* [READING PASSAGE]

####################

In this section you will find the knots which must be taught to the participants, those used regularly to set up anchors and perform basic rescue procedures.
The following knots can be used in all basic climbing situations. There are other knots which might be more convenient in particular situations, but the object here is to provide a simple, consistent technical base for an institutional climbing program. A huge knowledge of different knots is useful, but the institutional climbing instructor is better off with a solid knowledge of a few reliable, multi-purpose knots than with a vague familiarity with many different knots.
With some of these knots, neatness is essential. With others, neatness and perfect alignment is not as important. It is simplest to insist upon neatness in all situations, for all knots. All knots should have at least six inch tails to compensate for minor slippage as the knot tightens under weight. A knot should be tightened prior to use.

####################

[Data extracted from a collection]
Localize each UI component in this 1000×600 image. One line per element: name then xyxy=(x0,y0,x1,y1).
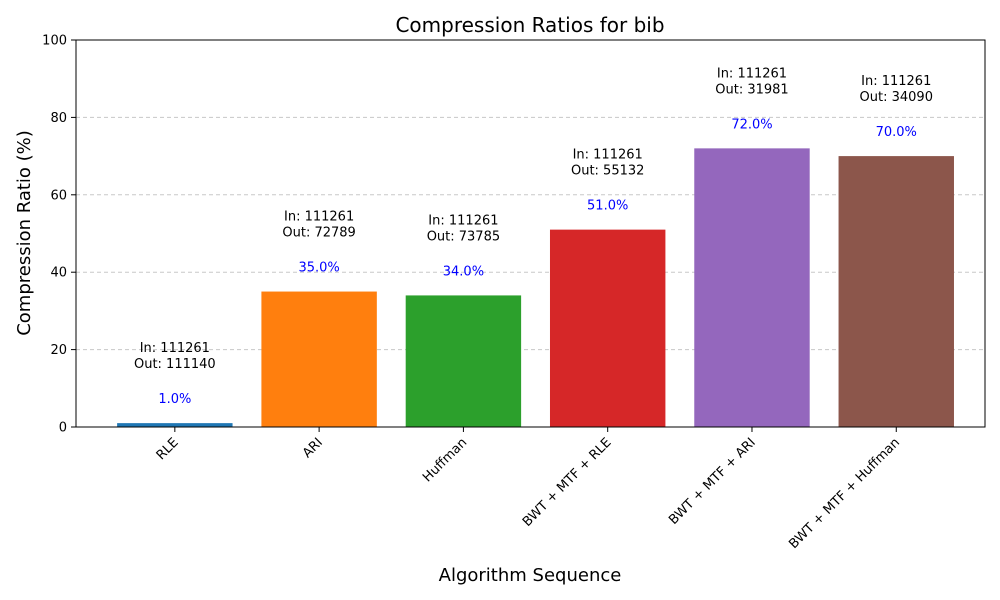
output-size-label: Out: 55132 xyxy=(571,164,644,179)
bar xyxy=(838,156,954,427)
x-tick-label: Huffman xyxy=(420,435,470,485)
y-tick-label: 60 xyxy=(50,188,67,203)
input-size-label: In: 111261 xyxy=(284,210,354,225)
bars-layer xyxy=(117,148,954,428)
value-label: 51.0% xyxy=(587,199,628,214)
output-size-label: Out: 111140 xyxy=(134,357,216,372)
input-size-label: In: 111261 xyxy=(861,74,931,89)
x-tick-label: RLE xyxy=(154,435,182,463)
bar xyxy=(405,295,522,427)
x-axis-label: Algorithm Sequence xyxy=(439,565,622,586)
x-tick-label: BWT + MTF + ARI xyxy=(666,435,759,528)
y-tick-label: 0 xyxy=(59,421,67,436)
bar xyxy=(549,229,666,427)
input-size-label: In: 111261 xyxy=(140,341,210,356)
value-label: 34.0% xyxy=(443,264,484,279)
bar xyxy=(117,423,233,427)
input-size-label: In: 111261 xyxy=(717,66,787,81)
value-label: 1.0% xyxy=(158,392,191,407)
value-label: 70.0% xyxy=(876,125,917,140)
output-size-label: Out: 34090 xyxy=(860,90,933,105)
grid-layer xyxy=(76,116,985,351)
y-axis: 0 20 40 60 80 100 xyxy=(42,34,76,436)
output-size-label: Out: 31981 xyxy=(715,82,788,97)
x-tick-label: BWT + MTF + RLE xyxy=(520,435,615,530)
value-label: 35.0% xyxy=(298,261,339,276)
input-size-label: In: 111261 xyxy=(428,213,498,228)
y-tick-label: 20 xyxy=(50,343,67,358)
input-size-label: In: 111261 xyxy=(573,148,643,163)
y-tick-label: 80 xyxy=(50,111,67,126)
output-size-label: Out: 72789 xyxy=(282,226,355,241)
chart-title: Compression Ratios for bib xyxy=(395,13,664,37)
value-label: 72.0% xyxy=(731,117,772,132)
bar xyxy=(694,148,810,428)
y-tick-label: 40 xyxy=(50,266,67,281)
output-size-label: Out: 73785 xyxy=(427,229,500,244)
x-tick-label: BWT + MTF + Huffman xyxy=(786,435,903,552)
y-axis-label: Compression Ratio (%) xyxy=(14,130,35,336)
y-tick-label: 100 xyxy=(42,34,67,49)
bar xyxy=(261,291,377,427)
plot-frame xyxy=(75,39,986,428)
x-tick-label: ARI xyxy=(300,435,326,461)
x-axis: RLE ARI Huffman BWT + MTF + RLE BWT + MTF + … xyxy=(154,427,903,552)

####################

* [COMPLETE THE FOLLOWING]
A. According to the knots passage, what is the minimum length for the tails of every knot?
B. Write out the knots passage starting at "In this section" and ending at "many different knots.", swapping "participants" for "students".
C. Summarize the knots passage in two sentences.

* [THE REPLIES]
A. At least six inches.

B.
In this section you will find the knots which must be taught to the students, those used regularly to set up anchors and perform basic rescue procedures.
The following knots can be used in all basic climbing situations. There are other knots which might be more convenient in particular situations, but the object here is to provide a simple, consistent technical base for an institutional climbing program. A huge knowledge of different knots is useful, but the institutional climbing instructor is better off with a solid knowledge of a few reliable, multi-purpose knots than with a vague familiarity with many different knots.

C. The section presents a small set of reliable, multi-purpose knots that participants must be taught, used for anchors and basic rescue and suitable for all basic climbing situations, since a solid knowledge of a few knots serves an institutional climbing instructor better than a vague familiarity with many. Neatness should be insisted upon for all knots, each knot should have tails of at least six inches, and it should be tightened before use.